PROBLEM — Quote the records that follow in full, leaving the pictures out.

START RECORDS TO USE

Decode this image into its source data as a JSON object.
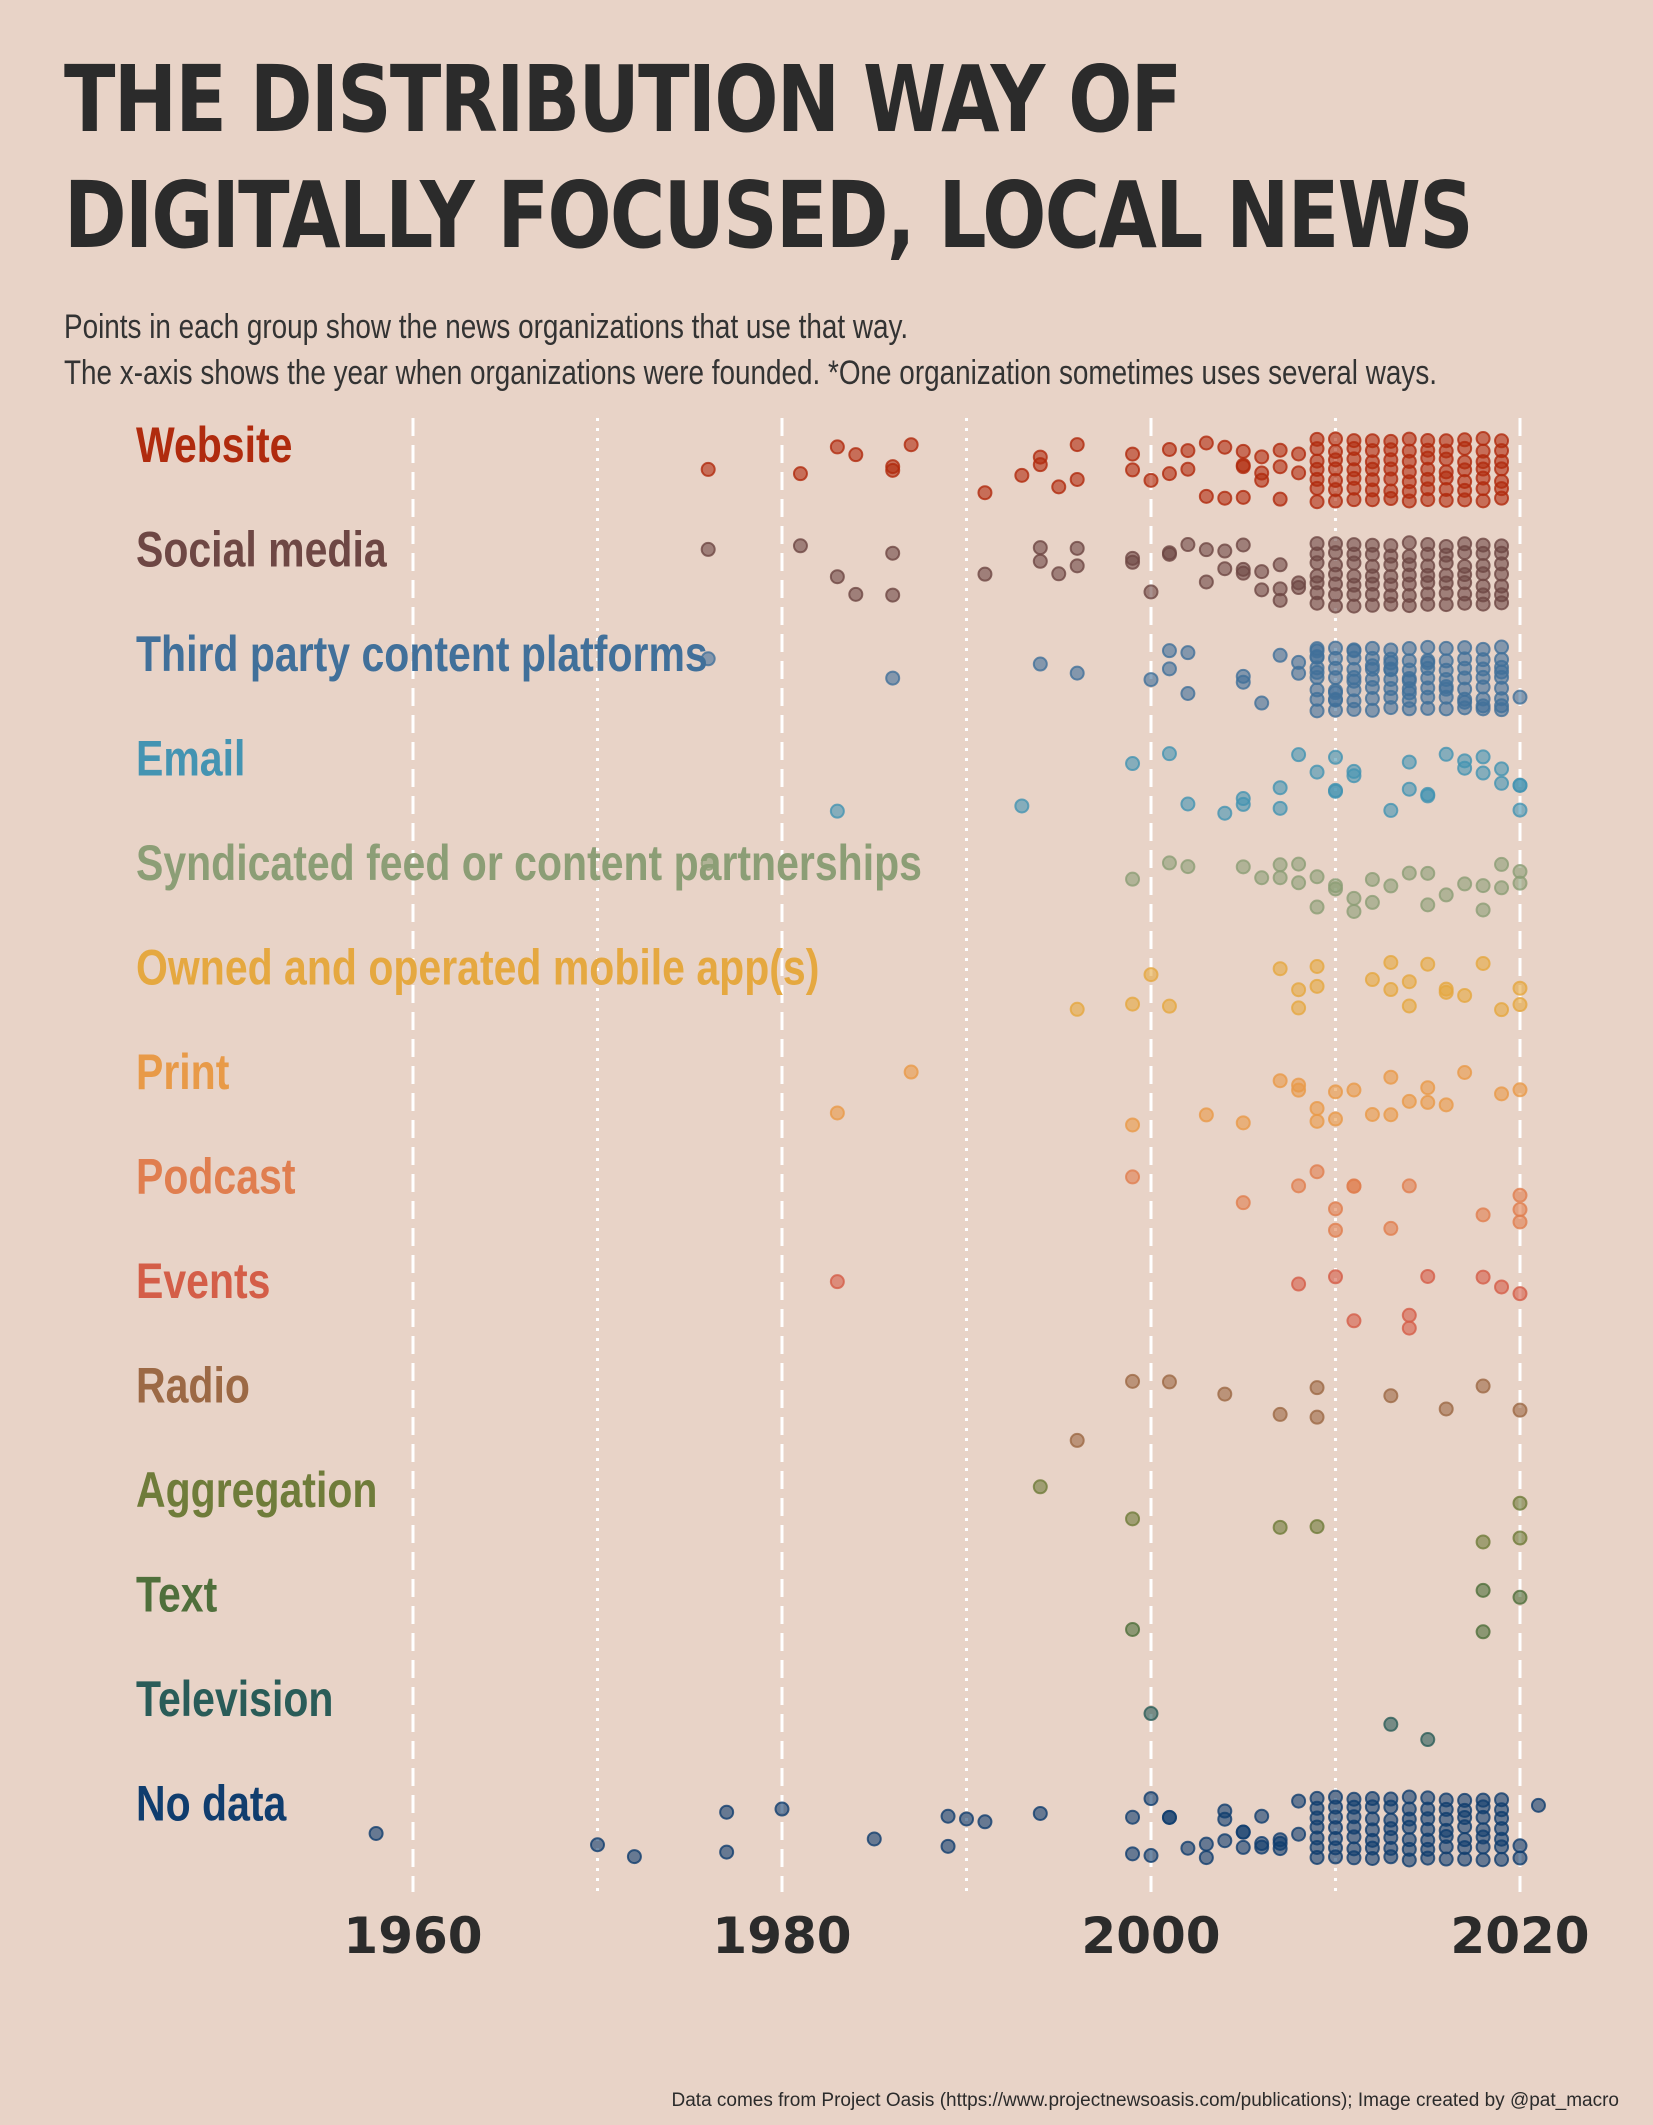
{
  "title_line1": "THE DISTRIBUTION  WAY OF",
  "title_line2": "DIGITALLY FOCUSED, LOCAL NEWS",
  "subtitle_line1": "Points in each group show the news organizations  that use that way.",
  "subtitle_line2": "The x-axis shows the year when organizations were founded. *One organization  sometimes uses several ways.",
  "caption": "Data comes from Project Oasis (https://www.projectnewsoasis.com/publications); Image created by @pat_macro",
  "chart_data": {
    "type": "scatter",
    "xlim": [
      1941,
      2024
    ],
    "x_ticks": [
      1960,
      1980,
      2000,
      2020
    ],
    "dashed_gridlines": [
      1960,
      1980,
      2000,
      2020
    ],
    "dotted_gridlines": [
      1970,
      1990,
      2010
    ],
    "groups": [
      {
        "name": "Website",
        "color": "#b02b0e",
        "x": [
          1976,
          1981,
          1983,
          1984,
          1986,
          1986,
          1987,
          1991,
          1993,
          1994,
          1994,
          1995,
          1996,
          1996,
          1999,
          1999,
          2000,
          2001,
          2001,
          2002,
          2002,
          2003,
          2003,
          2004,
          2004,
          2005,
          2005,
          2005,
          2005,
          2006,
          2006,
          2006,
          2007,
          2007,
          2007,
          2008,
          2008
        ],
        "dense": [
          2009,
          2019
        ]
      },
      {
        "name": "Social media",
        "color": "#6e4744",
        "x": [
          1976,
          1981,
          1983,
          1984,
          1986,
          1986,
          1991,
          1994,
          1994,
          1995,
          1996,
          1996,
          1999,
          1999,
          2000,
          2001,
          2001,
          2002,
          2003,
          2003,
          2004,
          2004,
          2005,
          2005,
          2005,
          2006,
          2006,
          2007,
          2007,
          2007,
          2008,
          2008
        ],
        "dense": [
          2009,
          2019
        ]
      },
      {
        "name": "Third party content platforms",
        "color": "#41709a",
        "x": [
          1976,
          1986,
          1994,
          1996,
          2000,
          2001,
          2001,
          2002,
          2002,
          2005,
          2005,
          2006,
          2007,
          2008,
          2008,
          2009,
          2009,
          2009,
          2010,
          2010,
          2011,
          2011,
          2012,
          2013,
          2013,
          2014,
          2014,
          2015,
          2016,
          2017,
          2018,
          2019,
          2019,
          2020
        ],
        "dense": [
          2009,
          2019
        ]
      },
      {
        "name": "Email",
        "color": "#4494b2",
        "x": [
          1983,
          1993,
          1999,
          2001,
          2002,
          2004,
          2005,
          2005,
          2007,
          2007,
          2008,
          2009,
          2010,
          2010,
          2010,
          2011,
          2011,
          2013,
          2014,
          2014,
          2015,
          2015,
          2016,
          2017,
          2017,
          2018,
          2018,
          2019,
          2019,
          2020,
          2020,
          2020
        ]
      },
      {
        "name": "Syndicated feed or content partnerships",
        "color": "#8c9e76",
        "x": [
          1976,
          1999,
          2001,
          2002,
          2005,
          2006,
          2007,
          2007,
          2008,
          2008,
          2009,
          2009,
          2010,
          2010,
          2011,
          2011,
          2012,
          2012,
          2013,
          2014,
          2015,
          2015,
          2016,
          2017,
          2018,
          2018,
          2019,
          2019,
          2020,
          2020
        ]
      },
      {
        "name": "Owned and operated mobile app(s)",
        "color": "#e5a840",
        "x": [
          1996,
          1999,
          2000,
          2001,
          2007,
          2008,
          2008,
          2009,
          2009,
          2012,
          2013,
          2013,
          2014,
          2014,
          2015,
          2016,
          2016,
          2017,
          2018,
          2019,
          2020,
          2020
        ]
      },
      {
        "name": "Print",
        "color": "#e89a48",
        "x": [
          1983,
          1987,
          1999,
          2003,
          2005,
          2007,
          2008,
          2008,
          2009,
          2009,
          2010,
          2010,
          2011,
          2012,
          2013,
          2013,
          2014,
          2015,
          2015,
          2016,
          2017,
          2019,
          2020
        ]
      },
      {
        "name": "Podcast",
        "color": "#e07e4f",
        "x": [
          1999,
          2005,
          2008,
          2009,
          2010,
          2010,
          2011,
          2011,
          2013,
          2014,
          2018,
          2020,
          2020,
          2020
        ]
      },
      {
        "name": "Events",
        "color": "#d45e48",
        "x": [
          1983,
          2008,
          2010,
          2011,
          2014,
          2014,
          2015,
          2018,
          2019,
          2020
        ]
      },
      {
        "name": "Radio",
        "color": "#9c6945",
        "x": [
          1996,
          1999,
          2001,
          2004,
          2007,
          2009,
          2009,
          2013,
          2016,
          2018,
          2020
        ]
      },
      {
        "name": "Aggregation",
        "color": "#6f7c3a",
        "x": [
          1994,
          1999,
          2007,
          2009,
          2018,
          2020,
          2020
        ]
      },
      {
        "name": "Text",
        "color": "#4f6f3b",
        "x": [
          1999,
          2018,
          2018,
          2020
        ]
      },
      {
        "name": "Television",
        "color": "#2a5c58",
        "x": [
          2000,
          2013,
          2015
        ]
      },
      {
        "name": "No data",
        "color": "#103d6e",
        "x": [
          1958,
          1970,
          1972,
          1977,
          1977,
          1980,
          1985,
          1989,
          1989,
          1990,
          1991,
          1994,
          1999,
          1999,
          2000,
          2000,
          2001,
          2001,
          2002,
          2003,
          2003,
          2004,
          2004,
          2004,
          2005,
          2005,
          2005,
          2006,
          2006,
          2006,
          2007,
          2007,
          2007,
          2008,
          2008,
          2020,
          2020,
          2021
        ],
        "dense": [
          2009,
          2019
        ]
      }
    ]
  }
}
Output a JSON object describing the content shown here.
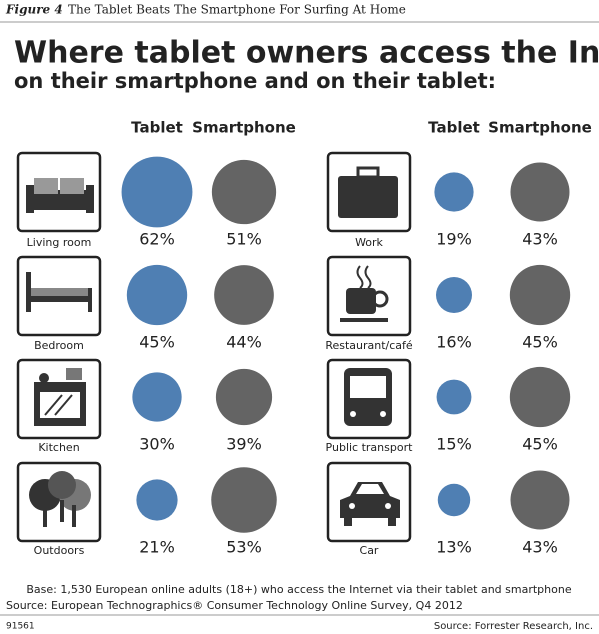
{
  "figure_label": "Figure 4",
  "figure_title": "The Tablet Beats The Smartphone For Surfing At Home",
  "chart_data": {
    "type": "bubble",
    "title": "Where tablet owners access the Internet",
    "subtitle": "on their smartphone and on their tablet:",
    "categories": [
      "Living room",
      "Bedroom",
      "Kitchen",
      "Outdoors",
      "Work",
      "Restaurant/café",
      "Public transport",
      "Car"
    ],
    "series": [
      {
        "name": "Tablet",
        "color": "#4f7fb3",
        "values": [
          62,
          45,
          30,
          21,
          19,
          16,
          15,
          13
        ],
        "value_labels": [
          "62%",
          "45%",
          "30%",
          "21%",
          "19%",
          "16%",
          "15%",
          "13%"
        ]
      },
      {
        "name": "Smartphone",
        "color": "#646464",
        "values": [
          51,
          44,
          39,
          53,
          43,
          45,
          45,
          43
        ],
        "value_labels": [
          "51%",
          "44%",
          "39%",
          "53%",
          "43%",
          "45%",
          "45%",
          "43%"
        ]
      }
    ]
  },
  "base_note": "Base: 1,530 European online adults (18+) who access the Internet via their tablet and smartphone",
  "source": "Source: European Technographics® Consumer Technology Online Survey, Q4 2012",
  "figure_id": "91561",
  "credit": "Source: Forrester Research, Inc."
}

END RECORDS TO USE

COMPLETED TASK —
Decode this image into its source data as a JSON object.
{
  "title_line1": "THE DISTRIBUTION  WAY OF",
  "title_line2": "DIGITALLY FOCUSED, LOCAL NEWS",
  "subtitle_line1": "Points in each group show the news organizations  that use that way.",
  "subtitle_line2": "The x-axis shows the year when organizations were founded. *One organization  sometimes uses several ways.",
  "caption": "Data comes from Project Oasis (https://www.projectnewsoasis.com/publications); Image created by @pat_macro",
  "chart_data": {
    "type": "scatter",
    "xlim": [
      1941,
      2024
    ],
    "x_ticks": [
      1960,
      1980,
      2000,
      2020
    ],
    "dashed_gridlines": [
      1960,
      1980,
      2000,
      2020
    ],
    "dotted_gridlines": [
      1970,
      1990,
      2010
    ],
    "groups": [
      {
        "name": "Website",
        "color": "#b02b0e",
        "x": [
          1976,
          1981,
          1983,
          1984,
          1986,
          1986,
          1987,
          1991,
          1993,
          1994,
          1994,
          1995,
          1996,
          1996,
          1999,
          1999,
          2000,
          2001,
          2001,
          2002,
          2002,
          2003,
          2003,
          2004,
          2004,
          2005,
          2005,
          2005,
          2005,
          2006,
          2006,
          2006,
          2007,
          2007,
          2007,
          2008,
          2008
        ],
        "dense": [
          2009,
          2019
        ]
      },
      {
        "name": "Social media",
        "color": "#6e4744",
        "x": [
          1976,
          1981,
          1983,
          1984,
          1986,
          1986,
          1991,
          1994,
          1994,
          1995,
          1996,
          1996,
          1999,
          1999,
          2000,
          2001,
          2001,
          2002,
          2003,
          2003,
          2004,
          2004,
          2005,
          2005,
          2005,
          2006,
          2006,
          2007,
          2007,
          2007,
          2008,
          2008
        ],
        "dense": [
          2009,
          2019
        ]
      },
      {
        "name": "Third party content platforms",
        "color": "#41709a",
        "x": [
          1976,
          1986,
          1994,
          1996,
          2000,
          2001,
          2001,
          2002,
          2002,
          2005,
          2005,
          2006,
          2007,
          2008,
          2008,
          2009,
          2009,
          2009,
          2010,
          2010,
          2011,
          2011,
          2012,
          2013,
          2013,
          2014,
          2014,
          2015,
          2016,
          2017,
          2018,
          2019,
          2019,
          2020
        ],
        "dense": [
          2009,
          2019
        ]
      },
      {
        "name": "Email",
        "color": "#4494b2",
        "x": [
          1983,
          1993,
          1999,
          2001,
          2002,
          2004,
          2005,
          2005,
          2007,
          2007,
          2008,
          2009,
          2010,
          2010,
          2010,
          2011,
          2011,
          2013,
          2014,
          2014,
          2015,
          2015,
          2016,
          2017,
          2017,
          2018,
          2018,
          2019,
          2019,
          2020,
          2020,
          2020
        ]
      },
      {
        "name": "Syndicated feed or content partnerships",
        "color": "#8c9e76",
        "x": [
          1976,
          1999,
          2001,
          2002,
          2005,
          2006,
          2007,
          2007,
          2008,
          2008,
          2009,
          2009,
          2010,
          2010,
          2011,
          2011,
          2012,
          2012,
          2013,
          2014,
          2015,
          2015,
          2016,
          2017,
          2018,
          2018,
          2019,
          2019,
          2020,
          2020
        ]
      },
      {
        "name": "Owned and operated mobile app(s)",
        "color": "#e5a840",
        "x": [
          1996,
          1999,
          2000,
          2001,
          2007,
          2008,
          2008,
          2009,
          2009,
          2012,
          2013,
          2013,
          2014,
          2014,
          2015,
          2016,
          2016,
          2017,
          2018,
          2019,
          2020,
          2020
        ]
      },
      {
        "name": "Print",
        "color": "#e89a48",
        "x": [
          1983,
          1987,
          1999,
          2003,
          2005,
          2007,
          2008,
          2008,
          2009,
          2009,
          2010,
          2010,
          2011,
          2012,
          2013,
          2013,
          2014,
          2015,
          2015,
          2016,
          2017,
          2019,
          2020
        ]
      },
      {
        "name": "Podcast",
        "color": "#e07e4f",
        "x": [
          1999,
          2005,
          2008,
          2009,
          2010,
          2010,
          2011,
          2011,
          2013,
          2014,
          2018,
          2020,
          2020,
          2020
        ]
      },
      {
        "name": "Events",
        "color": "#d45e48",
        "x": [
          1983,
          2008,
          2010,
          2011,
          2014,
          2014,
          2015,
          2018,
          2019,
          2020
        ]
      },
      {
        "name": "Radio",
        "color": "#9c6945",
        "x": [
          1996,
          1999,
          2001,
          2004,
          2007,
          2009,
          2009,
          2013,
          2016,
          2018,
          2020
        ]
      },
      {
        "name": "Aggregation",
        "color": "#6f7c3a",
        "x": [
          1994,
          1999,
          2007,
          2009,
          2018,
          2020,
          2020
        ]
      },
      {
        "name": "Text",
        "color": "#4f6f3b",
        "x": [
          1999,
          2018,
          2018,
          2020
        ]
      },
      {
        "name": "Television",
        "color": "#2a5c58",
        "x": [
          2000,
          2013,
          2015
        ]
      },
      {
        "name": "No data",
        "color": "#103d6e",
        "x": [
          1958,
          1970,
          1972,
          1977,
          1977,
          1980,
          1985,
          1989,
          1989,
          1990,
          1991,
          1994,
          1999,
          1999,
          2000,
          2000,
          2001,
          2001,
          2002,
          2003,
          2003,
          2004,
          2004,
          2004,
          2005,
          2005,
          2005,
          2006,
          2006,
          2006,
          2007,
          2007,
          2007,
          2008,
          2008,
          2020,
          2020,
          2021
        ],
        "dense": [
          2009,
          2019
        ]
      }
    ]
  }
}
Output a JSON object describing the content shown here.
{
  "figure_label": "Figure 4",
  "figure_title": "The Tablet Beats The Smartphone For Surfing At Home",
  "chart_data": {
    "type": "bubble",
    "title": "Where tablet owners access the Internet",
    "subtitle": "on their smartphone and on their tablet:",
    "categories": [
      "Living room",
      "Bedroom",
      "Kitchen",
      "Outdoors",
      "Work",
      "Restaurant/café",
      "Public transport",
      "Car"
    ],
    "series": [
      {
        "name": "Tablet",
        "color": "#4f7fb3",
        "values": [
          62,
          45,
          30,
          21,
          19,
          16,
          15,
          13
        ],
        "value_labels": [
          "62%",
          "45%",
          "30%",
          "21%",
          "19%",
          "16%",
          "15%",
          "13%"
        ]
      },
      {
        "name": "Smartphone",
        "color": "#646464",
        "values": [
          51,
          44,
          39,
          53,
          43,
          45,
          45,
          43
        ],
        "value_labels": [
          "51%",
          "44%",
          "39%",
          "53%",
          "43%",
          "45%",
          "45%",
          "43%"
        ]
      }
    ]
  },
  "base_note": "Base: 1,530 European online adults (18+) who access the Internet via their tablet and smartphone",
  "source": "Source: European Technographics® Consumer Technology Online Survey, Q4 2012",
  "figure_id": "91561",
  "credit": "Source: Forrester Research, Inc."
}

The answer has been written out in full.